Material provided.
........

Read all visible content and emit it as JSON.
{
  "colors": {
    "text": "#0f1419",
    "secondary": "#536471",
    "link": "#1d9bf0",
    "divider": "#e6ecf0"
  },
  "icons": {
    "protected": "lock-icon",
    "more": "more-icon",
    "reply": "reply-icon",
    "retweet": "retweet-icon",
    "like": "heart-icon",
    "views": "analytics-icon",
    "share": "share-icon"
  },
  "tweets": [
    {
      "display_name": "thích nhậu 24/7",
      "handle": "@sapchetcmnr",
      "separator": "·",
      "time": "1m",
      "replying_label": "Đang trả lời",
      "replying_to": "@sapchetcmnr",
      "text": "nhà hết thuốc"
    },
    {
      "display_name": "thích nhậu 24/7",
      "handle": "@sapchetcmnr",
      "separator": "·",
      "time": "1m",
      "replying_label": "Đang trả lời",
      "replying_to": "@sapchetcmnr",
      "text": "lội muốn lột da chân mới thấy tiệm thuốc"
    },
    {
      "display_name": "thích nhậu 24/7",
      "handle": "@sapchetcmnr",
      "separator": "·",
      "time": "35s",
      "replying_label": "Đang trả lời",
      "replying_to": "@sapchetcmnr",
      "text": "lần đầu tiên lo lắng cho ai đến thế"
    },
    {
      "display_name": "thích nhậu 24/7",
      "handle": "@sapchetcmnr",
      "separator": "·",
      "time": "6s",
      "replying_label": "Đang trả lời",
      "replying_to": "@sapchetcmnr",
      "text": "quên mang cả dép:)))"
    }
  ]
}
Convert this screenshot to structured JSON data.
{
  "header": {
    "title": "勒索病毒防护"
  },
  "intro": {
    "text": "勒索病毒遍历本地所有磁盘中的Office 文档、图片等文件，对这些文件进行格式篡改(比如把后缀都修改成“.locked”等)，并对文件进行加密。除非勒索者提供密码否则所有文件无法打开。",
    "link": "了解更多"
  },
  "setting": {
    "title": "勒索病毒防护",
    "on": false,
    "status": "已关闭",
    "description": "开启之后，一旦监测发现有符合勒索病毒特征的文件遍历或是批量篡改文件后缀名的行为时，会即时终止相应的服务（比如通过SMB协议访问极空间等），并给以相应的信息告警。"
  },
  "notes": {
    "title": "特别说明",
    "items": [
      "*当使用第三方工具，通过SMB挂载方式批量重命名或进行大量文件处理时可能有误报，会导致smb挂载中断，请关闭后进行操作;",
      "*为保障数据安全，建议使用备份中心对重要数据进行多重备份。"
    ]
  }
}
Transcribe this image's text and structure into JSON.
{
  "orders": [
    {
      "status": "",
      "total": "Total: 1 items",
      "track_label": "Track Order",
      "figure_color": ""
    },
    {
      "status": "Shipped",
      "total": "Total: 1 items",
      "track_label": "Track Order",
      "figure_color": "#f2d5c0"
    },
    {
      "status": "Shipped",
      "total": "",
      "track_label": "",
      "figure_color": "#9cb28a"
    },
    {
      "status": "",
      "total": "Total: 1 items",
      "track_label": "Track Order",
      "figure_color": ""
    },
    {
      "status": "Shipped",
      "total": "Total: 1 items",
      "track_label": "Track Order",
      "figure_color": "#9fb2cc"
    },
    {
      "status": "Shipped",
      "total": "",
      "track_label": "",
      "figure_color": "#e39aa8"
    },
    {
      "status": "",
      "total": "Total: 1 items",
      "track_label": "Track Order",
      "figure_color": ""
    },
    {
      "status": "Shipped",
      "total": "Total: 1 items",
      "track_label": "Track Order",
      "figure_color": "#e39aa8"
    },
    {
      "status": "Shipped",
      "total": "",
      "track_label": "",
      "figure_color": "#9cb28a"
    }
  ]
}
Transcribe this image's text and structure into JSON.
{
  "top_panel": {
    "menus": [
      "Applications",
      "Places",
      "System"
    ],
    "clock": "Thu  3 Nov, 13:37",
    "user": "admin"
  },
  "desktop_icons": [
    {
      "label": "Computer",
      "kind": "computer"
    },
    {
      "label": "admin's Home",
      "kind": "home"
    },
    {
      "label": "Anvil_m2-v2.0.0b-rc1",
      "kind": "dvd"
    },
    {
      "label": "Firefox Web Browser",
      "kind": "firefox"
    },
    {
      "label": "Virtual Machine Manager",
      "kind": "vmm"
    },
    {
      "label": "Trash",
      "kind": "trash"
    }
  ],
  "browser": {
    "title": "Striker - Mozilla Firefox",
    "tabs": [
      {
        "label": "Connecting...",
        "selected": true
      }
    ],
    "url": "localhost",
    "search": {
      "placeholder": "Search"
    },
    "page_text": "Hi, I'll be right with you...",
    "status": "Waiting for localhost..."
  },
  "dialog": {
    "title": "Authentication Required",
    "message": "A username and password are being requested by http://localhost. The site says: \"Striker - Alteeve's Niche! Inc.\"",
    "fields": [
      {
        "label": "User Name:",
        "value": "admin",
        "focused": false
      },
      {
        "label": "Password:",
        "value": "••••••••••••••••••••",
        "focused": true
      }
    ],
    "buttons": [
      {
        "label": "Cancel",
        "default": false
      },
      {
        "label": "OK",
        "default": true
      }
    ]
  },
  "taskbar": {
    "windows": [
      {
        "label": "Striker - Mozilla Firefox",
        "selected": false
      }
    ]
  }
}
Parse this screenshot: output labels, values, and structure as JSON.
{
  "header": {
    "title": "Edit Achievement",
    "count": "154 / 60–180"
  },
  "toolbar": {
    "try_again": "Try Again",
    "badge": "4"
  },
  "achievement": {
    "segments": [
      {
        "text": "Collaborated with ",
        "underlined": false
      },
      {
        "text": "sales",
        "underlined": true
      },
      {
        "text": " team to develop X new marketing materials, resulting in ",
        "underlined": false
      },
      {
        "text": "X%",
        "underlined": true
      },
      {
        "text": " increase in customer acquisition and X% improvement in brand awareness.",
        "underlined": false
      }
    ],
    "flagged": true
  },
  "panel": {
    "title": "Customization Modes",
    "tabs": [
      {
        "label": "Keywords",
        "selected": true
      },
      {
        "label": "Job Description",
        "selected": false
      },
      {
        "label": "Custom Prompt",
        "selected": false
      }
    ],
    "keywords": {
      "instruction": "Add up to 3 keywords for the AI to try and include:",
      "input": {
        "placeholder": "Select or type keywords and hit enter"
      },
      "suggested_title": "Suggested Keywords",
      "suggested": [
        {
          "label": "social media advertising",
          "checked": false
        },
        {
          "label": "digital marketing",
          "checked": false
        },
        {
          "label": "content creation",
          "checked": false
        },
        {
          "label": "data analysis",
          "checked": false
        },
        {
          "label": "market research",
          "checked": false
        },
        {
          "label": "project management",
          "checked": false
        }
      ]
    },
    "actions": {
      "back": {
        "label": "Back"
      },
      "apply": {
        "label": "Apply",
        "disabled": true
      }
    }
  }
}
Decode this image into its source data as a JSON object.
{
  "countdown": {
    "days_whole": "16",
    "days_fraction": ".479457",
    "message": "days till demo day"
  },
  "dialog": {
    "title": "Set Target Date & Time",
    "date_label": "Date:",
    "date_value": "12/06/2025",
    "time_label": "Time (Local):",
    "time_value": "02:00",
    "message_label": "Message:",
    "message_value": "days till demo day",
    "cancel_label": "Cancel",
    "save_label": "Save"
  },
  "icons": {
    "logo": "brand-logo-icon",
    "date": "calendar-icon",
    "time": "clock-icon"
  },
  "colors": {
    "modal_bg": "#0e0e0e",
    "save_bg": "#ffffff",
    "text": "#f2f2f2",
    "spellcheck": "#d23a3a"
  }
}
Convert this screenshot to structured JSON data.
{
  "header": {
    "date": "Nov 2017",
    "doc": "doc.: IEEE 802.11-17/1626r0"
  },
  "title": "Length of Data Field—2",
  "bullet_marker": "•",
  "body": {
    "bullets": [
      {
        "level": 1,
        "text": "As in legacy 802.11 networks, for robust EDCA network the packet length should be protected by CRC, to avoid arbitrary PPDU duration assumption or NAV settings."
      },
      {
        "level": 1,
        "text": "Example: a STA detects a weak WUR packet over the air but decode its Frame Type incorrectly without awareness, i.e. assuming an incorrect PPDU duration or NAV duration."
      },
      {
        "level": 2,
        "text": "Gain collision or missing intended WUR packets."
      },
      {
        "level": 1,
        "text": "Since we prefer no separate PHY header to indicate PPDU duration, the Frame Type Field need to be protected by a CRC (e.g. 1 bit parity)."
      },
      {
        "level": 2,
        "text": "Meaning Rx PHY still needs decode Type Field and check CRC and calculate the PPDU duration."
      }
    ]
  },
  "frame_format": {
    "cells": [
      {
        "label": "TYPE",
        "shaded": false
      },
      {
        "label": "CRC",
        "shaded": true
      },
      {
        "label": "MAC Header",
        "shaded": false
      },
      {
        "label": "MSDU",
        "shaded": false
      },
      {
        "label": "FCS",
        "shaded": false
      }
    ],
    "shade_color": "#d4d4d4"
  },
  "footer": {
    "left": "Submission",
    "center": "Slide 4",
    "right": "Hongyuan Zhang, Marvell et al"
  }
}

........

Problem details. Identify the lines that hold the word "marketing". Copy every one of them.

Solution to the exercise.
        "text": " team to develop X new marketing materials, resulting in ",
          "label": "digital marketing",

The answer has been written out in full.